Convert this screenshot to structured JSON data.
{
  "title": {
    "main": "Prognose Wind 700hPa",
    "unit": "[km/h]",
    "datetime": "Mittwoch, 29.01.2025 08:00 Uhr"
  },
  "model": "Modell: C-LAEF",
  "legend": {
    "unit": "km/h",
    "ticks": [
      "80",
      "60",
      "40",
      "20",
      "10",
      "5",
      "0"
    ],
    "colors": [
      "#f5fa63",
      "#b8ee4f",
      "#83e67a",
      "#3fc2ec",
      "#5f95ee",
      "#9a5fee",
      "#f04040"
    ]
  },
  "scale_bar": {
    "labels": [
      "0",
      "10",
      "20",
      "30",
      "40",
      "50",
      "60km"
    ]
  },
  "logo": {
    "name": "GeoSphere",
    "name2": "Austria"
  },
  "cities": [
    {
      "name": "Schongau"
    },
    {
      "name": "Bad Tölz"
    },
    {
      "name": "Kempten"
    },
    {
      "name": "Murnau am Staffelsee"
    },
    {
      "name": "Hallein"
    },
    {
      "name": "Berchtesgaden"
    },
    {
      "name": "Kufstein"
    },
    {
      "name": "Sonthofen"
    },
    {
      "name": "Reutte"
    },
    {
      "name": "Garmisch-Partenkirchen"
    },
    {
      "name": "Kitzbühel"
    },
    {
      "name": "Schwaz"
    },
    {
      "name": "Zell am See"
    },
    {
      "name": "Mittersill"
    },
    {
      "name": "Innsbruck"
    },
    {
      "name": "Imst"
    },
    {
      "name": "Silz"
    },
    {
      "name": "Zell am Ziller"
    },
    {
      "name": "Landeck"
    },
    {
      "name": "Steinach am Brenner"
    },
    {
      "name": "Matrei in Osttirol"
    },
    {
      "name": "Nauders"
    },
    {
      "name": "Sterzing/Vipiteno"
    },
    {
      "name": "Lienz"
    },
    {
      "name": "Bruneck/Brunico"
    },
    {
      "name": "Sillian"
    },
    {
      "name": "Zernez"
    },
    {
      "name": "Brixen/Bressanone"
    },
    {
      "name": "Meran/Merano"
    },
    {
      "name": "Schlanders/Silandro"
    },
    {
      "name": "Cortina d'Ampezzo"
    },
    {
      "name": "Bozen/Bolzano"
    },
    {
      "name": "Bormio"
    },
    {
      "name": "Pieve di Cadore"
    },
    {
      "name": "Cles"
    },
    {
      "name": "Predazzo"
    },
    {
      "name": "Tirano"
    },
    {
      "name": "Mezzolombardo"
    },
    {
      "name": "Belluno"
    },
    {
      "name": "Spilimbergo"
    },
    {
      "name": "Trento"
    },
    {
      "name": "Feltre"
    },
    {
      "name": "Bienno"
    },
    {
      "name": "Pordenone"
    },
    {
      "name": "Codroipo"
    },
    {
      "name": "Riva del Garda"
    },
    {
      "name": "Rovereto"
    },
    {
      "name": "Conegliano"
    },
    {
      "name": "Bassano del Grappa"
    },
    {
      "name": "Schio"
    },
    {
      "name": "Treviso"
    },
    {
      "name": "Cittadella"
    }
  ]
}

====

Repeat back the data above, exact to the last character.

Convert this screenshot to structured JSON data.
{
  "title": {
    "main": "Prognose Wind 700hPa",
    "unit": "[km/h]",
    "datetime": "Mittwoch, 29.01.2025 08:00 Uhr"
  },
  "model": "Modell: C-LAEF",
  "legend": {
    "unit": "km/h",
    "ticks": [
      "80",
      "60",
      "40",
      "20",
      "10",
      "5",
      "0"
    ],
    "colors": [
      "#f5fa63",
      "#b8ee4f",
      "#83e67a",
      "#3fc2ec",
      "#5f95ee",
      "#9a5fee",
      "#f04040"
    ]
  },
  "scale_bar": {
    "labels": [
      "0",
      "10",
      "20",
      "30",
      "40",
      "50",
      "60km"
    ]
  },
  "logo": {
    "name": "GeoSphere",
    "name2": "Austria"
  },
  "cities": [
    {
      "name": "Schongau"
    },
    {
      "name": "Bad Tölz"
    },
    {
      "name": "Kempten"
    },
    {
      "name": "Murnau am Staffelsee"
    },
    {
      "name": "Hallein"
    },
    {
      "name": "Berchtesgaden"
    },
    {
      "name": "Kufstein"
    },
    {
      "name": "Sonthofen"
    },
    {
      "name": "Reutte"
    },
    {
      "name": "Garmisch-Partenkirchen"
    },
    {
      "name": "Kitzbühel"
    },
    {
      "name": "Schwaz"
    },
    {
      "name": "Zell am See"
    },
    {
      "name": "Mittersill"
    },
    {
      "name": "Innsbruck"
    },
    {
      "name": "Imst"
    },
    {
      "name": "Silz"
    },
    {
      "name": "Zell am Ziller"
    },
    {
      "name": "Landeck"
    },
    {
      "name": "Steinach am Brenner"
    },
    {
      "name": "Matrei in Osttirol"
    },
    {
      "name": "Nauders"
    },
    {
      "name": "Sterzing/Vipiteno"
    },
    {
      "name": "Lienz"
    },
    {
      "name": "Bruneck/Brunico"
    },
    {
      "name": "Sillian"
    },
    {
      "name": "Zernez"
    },
    {
      "name": "Brixen/Bressanone"
    },
    {
      "name": "Meran/Merano"
    },
    {
      "name": "Schlanders/Silandro"
    },
    {
      "name": "Cortina d'Ampezzo"
    },
    {
      "name": "Bozen/Bolzano"
    },
    {
      "name": "Bormio"
    },
    {
      "name": "Pieve di Cadore"
    },
    {
      "name": "Cles"
    },
    {
      "name": "Predazzo"
    },
    {
      "name": "Tirano"
    },
    {
      "name": "Mezzolombardo"
    },
    {
      "name": "Belluno"
    },
    {
      "name": "Spilimbergo"
    },
    {
      "name": "Trento"
    },
    {
      "name": "Feltre"
    },
    {
      "name": "Bienno"
    },
    {
      "name": "Pordenone"
    },
    {
      "name": "Codroipo"
    },
    {
      "name": "Riva del Garda"
    },
    {
      "name": "Rovereto"
    },
    {
      "name": "Conegliano"
    },
    {
      "name": "Bassano del Grappa"
    },
    {
      "name": "Schio"
    },
    {
      "name": "Treviso"
    },
    {
      "name": "Cittadella"
    }
  ]
}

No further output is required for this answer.